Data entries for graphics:

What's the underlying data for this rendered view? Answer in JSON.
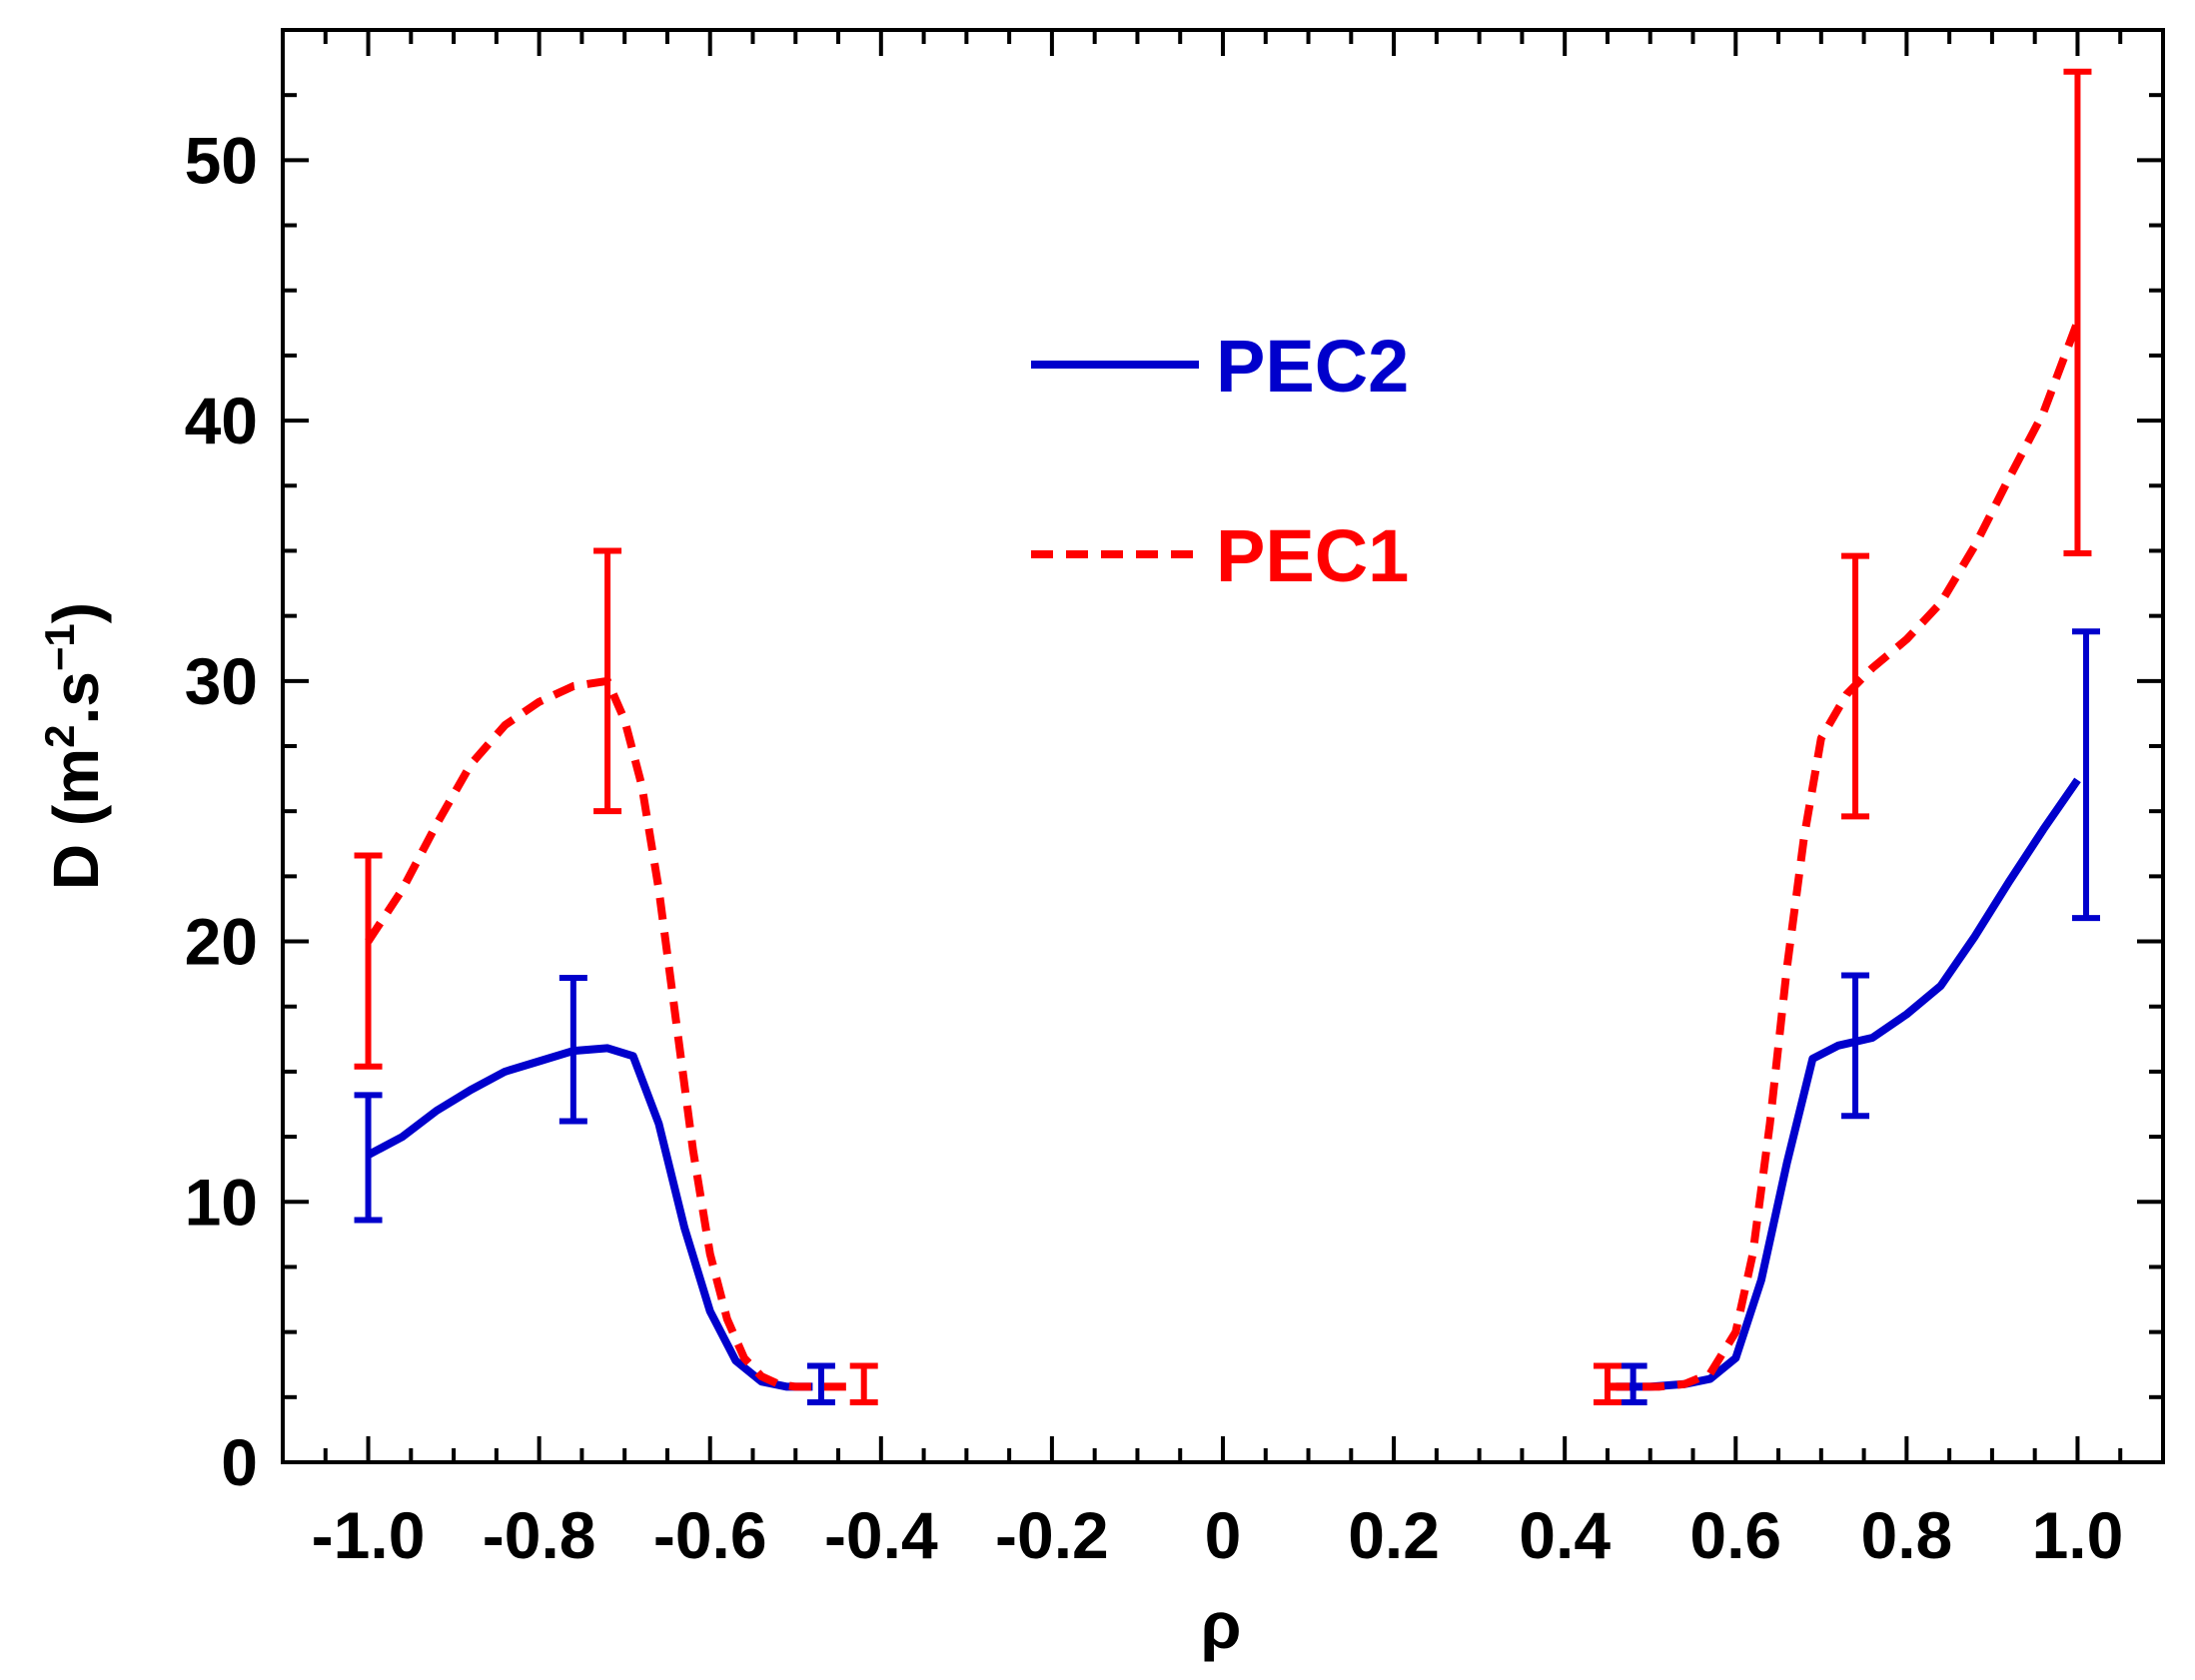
{
  "chart_data": {
    "type": "line",
    "title": "",
    "xlabel": "ρ",
    "ylabel": {
      "base": "D (m",
      "sup1": "2",
      "mid": ".s",
      "sup2": "−1",
      "end": ")"
    },
    "xlim": [
      -1.1,
      1.1
    ],
    "ylim": [
      0,
      55
    ],
    "xticks": [
      -1.0,
      -0.8,
      -0.6,
      -0.4,
      -0.2,
      0,
      0.2,
      0.4,
      0.6,
      0.8,
      1.0
    ],
    "xtick_labels": [
      "-1.0",
      "-0.8",
      "-0.6",
      "-0.4",
      "-0.2",
      "0",
      "0.2",
      "0.4",
      "0.6",
      "0.8",
      "1.0"
    ],
    "yticks": [
      0,
      10,
      20,
      30,
      40,
      50
    ],
    "ytick_labels": [
      "0",
      "10",
      "20",
      "30",
      "40",
      "50"
    ],
    "grid": false,
    "legend_position": "upper-center",
    "series": [
      {
        "name": "PEC2",
        "color": "#0000cc",
        "style": "solid",
        "segments": [
          {
            "x": [
              -1.0,
              -0.96,
              -0.92,
              -0.88,
              -0.84,
              -0.8,
              -0.76,
              -0.72,
              -0.69,
              -0.66,
              -0.63,
              -0.6,
              -0.57,
              -0.54,
              -0.51,
              -0.48
            ],
            "y": [
              11.8,
              12.5,
              13.5,
              14.3,
              15.0,
              15.4,
              15.8,
              15.9,
              15.6,
              13.0,
              9.0,
              5.8,
              3.9,
              3.1,
              2.9,
              2.9
            ]
          },
          {
            "x": [
              0.46,
              0.5,
              0.54,
              0.57,
              0.6,
              0.63,
              0.66,
              0.69,
              0.72,
              0.76,
              0.8,
              0.84,
              0.88,
              0.92,
              0.96,
              1.0
            ],
            "y": [
              2.9,
              2.9,
              3.0,
              3.2,
              4.0,
              7.0,
              11.5,
              15.5,
              16.0,
              16.3,
              17.2,
              18.3,
              20.2,
              22.3,
              24.3,
              26.2
            ]
          }
        ],
        "errorbars": [
          {
            "x": -1.0,
            "y": 11.8,
            "lo": 9.3,
            "hi": 14.1
          },
          {
            "x": -0.76,
            "y": 15.8,
            "lo": 13.1,
            "hi": 18.6
          },
          {
            "x": -0.47,
            "y": 2.9,
            "lo": 2.3,
            "hi": 3.7
          },
          {
            "x": 0.48,
            "y": 2.9,
            "lo": 2.3,
            "hi": 3.7
          },
          {
            "x": 0.74,
            "y": 16.0,
            "lo": 13.3,
            "hi": 18.7
          },
          {
            "x": 1.01,
            "y": 26.3,
            "lo": 20.9,
            "hi": 31.9
          }
        ]
      },
      {
        "name": "PEC1",
        "color": "#ff0000",
        "style": "dashed",
        "segments": [
          {
            "x": [
              -1.0,
              -0.96,
              -0.92,
              -0.88,
              -0.84,
              -0.8,
              -0.76,
              -0.72,
              -0.7,
              -0.68,
              -0.66,
              -0.64,
              -0.62,
              -0.6,
              -0.58,
              -0.56,
              -0.54,
              -0.52,
              -0.5,
              -0.48,
              -0.46,
              -0.44
            ],
            "y": [
              20.0,
              22.0,
              24.5,
              26.8,
              28.3,
              29.2,
              29.8,
              30.0,
              28.5,
              26.0,
              22.0,
              17.0,
              12.0,
              8.0,
              5.5,
              4.0,
              3.3,
              3.0,
              2.9,
              2.9,
              2.9,
              2.9
            ]
          },
          {
            "x": [
              0.45,
              0.48,
              0.51,
              0.54,
              0.57,
              0.6,
              0.62,
              0.64,
              0.66,
              0.68,
              0.7,
              0.73,
              0.76,
              0.8,
              0.84,
              0.88,
              0.92,
              0.96,
              1.0
            ],
            "y": [
              2.9,
              2.9,
              2.9,
              3.0,
              3.4,
              5.0,
              8.0,
              13.0,
              19.0,
              24.0,
              27.8,
              29.5,
              30.5,
              31.6,
              33.0,
              35.2,
              37.8,
              40.3,
              43.8
            ]
          }
        ],
        "errorbars": [
          {
            "x": -1.0,
            "y": 20.0,
            "lo": 15.2,
            "hi": 23.3
          },
          {
            "x": -0.72,
            "y": 30.0,
            "lo": 25.0,
            "hi": 35.0
          },
          {
            "x": -0.42,
            "y": 2.9,
            "lo": 2.3,
            "hi": 3.7
          },
          {
            "x": 0.45,
            "y": 2.9,
            "lo": 2.3,
            "hi": 3.7
          },
          {
            "x": 0.74,
            "y": 30.0,
            "lo": 24.8,
            "hi": 34.8
          },
          {
            "x": 1.0,
            "y": 44.0,
            "lo": 34.9,
            "hi": 53.4
          }
        ]
      }
    ]
  }
}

Work required: Write out the records above exactly as they appear, leaving out any pictures.

Reply to the task:
What's the underlying data for this rendered view? Answer in JSON.
{
  "chart_data": {
    "type": "line",
    "title": "",
    "xlabel": "ρ",
    "ylabel": {
      "base": "D (m",
      "sup1": "2",
      "mid": ".s",
      "sup2": "−1",
      "end": ")"
    },
    "xlim": [
      -1.1,
      1.1
    ],
    "ylim": [
      0,
      55
    ],
    "xticks": [
      -1.0,
      -0.8,
      -0.6,
      -0.4,
      -0.2,
      0,
      0.2,
      0.4,
      0.6,
      0.8,
      1.0
    ],
    "xtick_labels": [
      "-1.0",
      "-0.8",
      "-0.6",
      "-0.4",
      "-0.2",
      "0",
      "0.2",
      "0.4",
      "0.6",
      "0.8",
      "1.0"
    ],
    "yticks": [
      0,
      10,
      20,
      30,
      40,
      50
    ],
    "ytick_labels": [
      "0",
      "10",
      "20",
      "30",
      "40",
      "50"
    ],
    "grid": false,
    "legend_position": "upper-center",
    "series": [
      {
        "name": "PEC2",
        "color": "#0000cc",
        "style": "solid",
        "segments": [
          {
            "x": [
              -1.0,
              -0.96,
              -0.92,
              -0.88,
              -0.84,
              -0.8,
              -0.76,
              -0.72,
              -0.69,
              -0.66,
              -0.63,
              -0.6,
              -0.57,
              -0.54,
              -0.51,
              -0.48
            ],
            "y": [
              11.8,
              12.5,
              13.5,
              14.3,
              15.0,
              15.4,
              15.8,
              15.9,
              15.6,
              13.0,
              9.0,
              5.8,
              3.9,
              3.1,
              2.9,
              2.9
            ]
          },
          {
            "x": [
              0.46,
              0.5,
              0.54,
              0.57,
              0.6,
              0.63,
              0.66,
              0.69,
              0.72,
              0.76,
              0.8,
              0.84,
              0.88,
              0.92,
              0.96,
              1.0
            ],
            "y": [
              2.9,
              2.9,
              3.0,
              3.2,
              4.0,
              7.0,
              11.5,
              15.5,
              16.0,
              16.3,
              17.2,
              18.3,
              20.2,
              22.3,
              24.3,
              26.2
            ]
          }
        ],
        "errorbars": [
          {
            "x": -1.0,
            "y": 11.8,
            "lo": 9.3,
            "hi": 14.1
          },
          {
            "x": -0.76,
            "y": 15.8,
            "lo": 13.1,
            "hi": 18.6
          },
          {
            "x": -0.47,
            "y": 2.9,
            "lo": 2.3,
            "hi": 3.7
          },
          {
            "x": 0.48,
            "y": 2.9,
            "lo": 2.3,
            "hi": 3.7
          },
          {
            "x": 0.74,
            "y": 16.0,
            "lo": 13.3,
            "hi": 18.7
          },
          {
            "x": 1.01,
            "y": 26.3,
            "lo": 20.9,
            "hi": 31.9
          }
        ]
      },
      {
        "name": "PEC1",
        "color": "#ff0000",
        "style": "dashed",
        "segments": [
          {
            "x": [
              -1.0,
              -0.96,
              -0.92,
              -0.88,
              -0.84,
              -0.8,
              -0.76,
              -0.72,
              -0.7,
              -0.68,
              -0.66,
              -0.64,
              -0.62,
              -0.6,
              -0.58,
              -0.56,
              -0.54,
              -0.52,
              -0.5,
              -0.48,
              -0.46,
              -0.44
            ],
            "y": [
              20.0,
              22.0,
              24.5,
              26.8,
              28.3,
              29.2,
              29.8,
              30.0,
              28.5,
              26.0,
              22.0,
              17.0,
              12.0,
              8.0,
              5.5,
              4.0,
              3.3,
              3.0,
              2.9,
              2.9,
              2.9,
              2.9
            ]
          },
          {
            "x": [
              0.45,
              0.48,
              0.51,
              0.54,
              0.57,
              0.6,
              0.62,
              0.64,
              0.66,
              0.68,
              0.7,
              0.73,
              0.76,
              0.8,
              0.84,
              0.88,
              0.92,
              0.96,
              1.0
            ],
            "y": [
              2.9,
              2.9,
              2.9,
              3.0,
              3.4,
              5.0,
              8.0,
              13.0,
              19.0,
              24.0,
              27.8,
              29.5,
              30.5,
              31.6,
              33.0,
              35.2,
              37.8,
              40.3,
              43.8
            ]
          }
        ],
        "errorbars": [
          {
            "x": -1.0,
            "y": 20.0,
            "lo": 15.2,
            "hi": 23.3
          },
          {
            "x": -0.72,
            "y": 30.0,
            "lo": 25.0,
            "hi": 35.0
          },
          {
            "x": -0.42,
            "y": 2.9,
            "lo": 2.3,
            "hi": 3.7
          },
          {
            "x": 0.45,
            "y": 2.9,
            "lo": 2.3,
            "hi": 3.7
          },
          {
            "x": 0.74,
            "y": 30.0,
            "lo": 24.8,
            "hi": 34.8
          },
          {
            "x": 1.0,
            "y": 44.0,
            "lo": 34.9,
            "hi": 53.4
          }
        ]
      }
    ]
  }
}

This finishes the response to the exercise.